EXERCISE DIRECTIONS —
Each record is to be printed again precisely as it reads.

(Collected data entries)
──────
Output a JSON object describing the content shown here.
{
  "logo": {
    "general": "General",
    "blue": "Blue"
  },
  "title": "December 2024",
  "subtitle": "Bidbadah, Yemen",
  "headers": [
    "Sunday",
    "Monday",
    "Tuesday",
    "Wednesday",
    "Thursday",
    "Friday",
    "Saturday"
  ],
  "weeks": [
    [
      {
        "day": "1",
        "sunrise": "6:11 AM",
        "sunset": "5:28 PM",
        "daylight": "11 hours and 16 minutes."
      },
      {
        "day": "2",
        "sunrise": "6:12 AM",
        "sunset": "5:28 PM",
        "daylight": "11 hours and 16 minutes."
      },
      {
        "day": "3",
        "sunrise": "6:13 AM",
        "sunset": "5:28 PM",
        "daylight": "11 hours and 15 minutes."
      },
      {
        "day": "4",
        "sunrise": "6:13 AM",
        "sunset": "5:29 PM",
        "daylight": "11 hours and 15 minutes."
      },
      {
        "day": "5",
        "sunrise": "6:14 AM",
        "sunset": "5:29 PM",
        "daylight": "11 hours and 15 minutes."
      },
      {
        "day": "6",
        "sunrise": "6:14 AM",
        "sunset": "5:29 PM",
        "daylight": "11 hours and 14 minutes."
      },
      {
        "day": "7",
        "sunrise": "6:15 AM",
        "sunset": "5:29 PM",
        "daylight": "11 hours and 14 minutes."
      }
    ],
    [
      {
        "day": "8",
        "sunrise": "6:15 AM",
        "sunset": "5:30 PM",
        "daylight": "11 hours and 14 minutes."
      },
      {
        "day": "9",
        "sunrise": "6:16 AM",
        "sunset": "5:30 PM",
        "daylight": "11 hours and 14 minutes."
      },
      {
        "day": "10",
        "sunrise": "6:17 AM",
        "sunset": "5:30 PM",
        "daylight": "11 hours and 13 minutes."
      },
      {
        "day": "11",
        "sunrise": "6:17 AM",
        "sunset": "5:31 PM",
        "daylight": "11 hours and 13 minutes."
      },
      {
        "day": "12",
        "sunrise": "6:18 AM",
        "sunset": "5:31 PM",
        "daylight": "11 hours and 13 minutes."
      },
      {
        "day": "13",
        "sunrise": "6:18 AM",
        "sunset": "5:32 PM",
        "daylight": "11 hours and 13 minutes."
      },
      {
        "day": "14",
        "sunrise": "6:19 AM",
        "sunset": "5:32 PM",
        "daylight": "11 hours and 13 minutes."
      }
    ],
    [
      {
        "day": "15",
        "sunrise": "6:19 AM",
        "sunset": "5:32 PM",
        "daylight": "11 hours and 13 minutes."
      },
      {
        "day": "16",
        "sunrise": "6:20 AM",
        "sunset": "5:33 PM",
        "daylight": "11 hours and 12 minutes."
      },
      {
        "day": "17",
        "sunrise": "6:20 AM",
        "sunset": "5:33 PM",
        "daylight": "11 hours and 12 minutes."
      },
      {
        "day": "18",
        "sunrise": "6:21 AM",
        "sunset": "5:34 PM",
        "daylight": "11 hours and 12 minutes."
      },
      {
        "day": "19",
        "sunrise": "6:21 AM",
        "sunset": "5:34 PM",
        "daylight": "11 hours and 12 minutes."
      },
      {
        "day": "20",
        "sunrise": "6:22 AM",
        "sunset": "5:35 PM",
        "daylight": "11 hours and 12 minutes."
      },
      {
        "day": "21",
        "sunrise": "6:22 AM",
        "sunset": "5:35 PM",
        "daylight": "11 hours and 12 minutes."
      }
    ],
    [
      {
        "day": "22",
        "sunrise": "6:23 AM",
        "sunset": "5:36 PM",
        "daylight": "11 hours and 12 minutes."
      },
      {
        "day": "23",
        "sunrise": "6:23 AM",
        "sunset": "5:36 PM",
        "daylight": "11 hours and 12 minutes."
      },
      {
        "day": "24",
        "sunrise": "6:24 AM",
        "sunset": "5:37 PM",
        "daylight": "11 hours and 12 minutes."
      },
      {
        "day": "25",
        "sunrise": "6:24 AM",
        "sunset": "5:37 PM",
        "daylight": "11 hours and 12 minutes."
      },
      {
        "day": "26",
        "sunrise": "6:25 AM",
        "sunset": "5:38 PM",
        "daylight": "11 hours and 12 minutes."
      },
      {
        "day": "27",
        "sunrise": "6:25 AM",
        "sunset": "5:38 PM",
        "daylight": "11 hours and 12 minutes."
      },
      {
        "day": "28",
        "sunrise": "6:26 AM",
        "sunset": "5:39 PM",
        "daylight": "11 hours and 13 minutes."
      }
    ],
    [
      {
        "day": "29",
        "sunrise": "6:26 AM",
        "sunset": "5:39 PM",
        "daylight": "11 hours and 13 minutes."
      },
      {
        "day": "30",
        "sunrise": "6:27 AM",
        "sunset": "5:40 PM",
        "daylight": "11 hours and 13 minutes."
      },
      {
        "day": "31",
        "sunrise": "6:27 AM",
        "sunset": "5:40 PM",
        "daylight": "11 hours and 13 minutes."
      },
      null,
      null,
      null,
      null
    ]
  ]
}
──────
RESULT FOR THIS EXERCISE —
Output a JSON object describing the content shown here.
{
  "logo": {
    "general": "General",
    "blue": "Blue"
  },
  "title": "December 2024",
  "subtitle": "Bidbadah, Yemen",
  "headers": [
    "Sunday",
    "Monday",
    "Tuesday",
    "Wednesday",
    "Thursday",
    "Friday",
    "Saturday"
  ],
  "weeks": [
    [
      {
        "day": "1",
        "sunrise": "6:11 AM",
        "sunset": "5:28 PM",
        "daylight": "11 hours and 16 minutes."
      },
      {
        "day": "2",
        "sunrise": "6:12 AM",
        "sunset": "5:28 PM",
        "daylight": "11 hours and 16 minutes."
      },
      {
        "day": "3",
        "sunrise": "6:13 AM",
        "sunset": "5:28 PM",
        "daylight": "11 hours and 15 minutes."
      },
      {
        "day": "4",
        "sunrise": "6:13 AM",
        "sunset": "5:29 PM",
        "daylight": "11 hours and 15 minutes."
      },
      {
        "day": "5",
        "sunrise": "6:14 AM",
        "sunset": "5:29 PM",
        "daylight": "11 hours and 15 minutes."
      },
      {
        "day": "6",
        "sunrise": "6:14 AM",
        "sunset": "5:29 PM",
        "daylight": "11 hours and 14 minutes."
      },
      {
        "day": "7",
        "sunrise": "6:15 AM",
        "sunset": "5:29 PM",
        "daylight": "11 hours and 14 minutes."
      }
    ],
    [
      {
        "day": "8",
        "sunrise": "6:15 AM",
        "sunset": "5:30 PM",
        "daylight": "11 hours and 14 minutes."
      },
      {
        "day": "9",
        "sunrise": "6:16 AM",
        "sunset": "5:30 PM",
        "daylight": "11 hours and 14 minutes."
      },
      {
        "day": "10",
        "sunrise": "6:17 AM",
        "sunset": "5:30 PM",
        "daylight": "11 hours and 13 minutes."
      },
      {
        "day": "11",
        "sunrise": "6:17 AM",
        "sunset": "5:31 PM",
        "daylight": "11 hours and 13 minutes."
      },
      {
        "day": "12",
        "sunrise": "6:18 AM",
        "sunset": "5:31 PM",
        "daylight": "11 hours and 13 minutes."
      },
      {
        "day": "13",
        "sunrise": "6:18 AM",
        "sunset": "5:32 PM",
        "daylight": "11 hours and 13 minutes."
      },
      {
        "day": "14",
        "sunrise": "6:19 AM",
        "sunset": "5:32 PM",
        "daylight": "11 hours and 13 minutes."
      }
    ],
    [
      {
        "day": "15",
        "sunrise": "6:19 AM",
        "sunset": "5:32 PM",
        "daylight": "11 hours and 13 minutes."
      },
      {
        "day": "16",
        "sunrise": "6:20 AM",
        "sunset": "5:33 PM",
        "daylight": "11 hours and 12 minutes."
      },
      {
        "day": "17",
        "sunrise": "6:20 AM",
        "sunset": "5:33 PM",
        "daylight": "11 hours and 12 minutes."
      },
      {
        "day": "18",
        "sunrise": "6:21 AM",
        "sunset": "5:34 PM",
        "daylight": "11 hours and 12 minutes."
      },
      {
        "day": "19",
        "sunrise": "6:21 AM",
        "sunset": "5:34 PM",
        "daylight": "11 hours and 12 minutes."
      },
      {
        "day": "20",
        "sunrise": "6:22 AM",
        "sunset": "5:35 PM",
        "daylight": "11 hours and 12 minutes."
      },
      {
        "day": "21",
        "sunrise": "6:22 AM",
        "sunset": "5:35 PM",
        "daylight": "11 hours and 12 minutes."
      }
    ],
    [
      {
        "day": "22",
        "sunrise": "6:23 AM",
        "sunset": "5:36 PM",
        "daylight": "11 hours and 12 minutes."
      },
      {
        "day": "23",
        "sunrise": "6:23 AM",
        "sunset": "5:36 PM",
        "daylight": "11 hours and 12 minutes."
      },
      {
        "day": "24",
        "sunrise": "6:24 AM",
        "sunset": "5:37 PM",
        "daylight": "11 hours and 12 minutes."
      },
      {
        "day": "25",
        "sunrise": "6:24 AM",
        "sunset": "5:37 PM",
        "daylight": "11 hours and 12 minutes."
      },
      {
        "day": "26",
        "sunrise": "6:25 AM",
        "sunset": "5:38 PM",
        "daylight": "11 hours and 12 minutes."
      },
      {
        "day": "27",
        "sunrise": "6:25 AM",
        "sunset": "5:38 PM",
        "daylight": "11 hours and 12 minutes."
      },
      {
        "day": "28",
        "sunrise": "6:26 AM",
        "sunset": "5:39 PM",
        "daylight": "11 hours and 13 minutes."
      }
    ],
    [
      {
        "day": "29",
        "sunrise": "6:26 AM",
        "sunset": "5:39 PM",
        "daylight": "11 hours and 13 minutes."
      },
      {
        "day": "30",
        "sunrise": "6:27 AM",
        "sunset": "5:40 PM",
        "daylight": "11 hours and 13 minutes."
      },
      {
        "day": "31",
        "sunrise": "6:27 AM",
        "sunset": "5:40 PM",
        "daylight": "11 hours and 13 minutes."
      },
      null,
      null,
      null,
      null
    ]
  ]
}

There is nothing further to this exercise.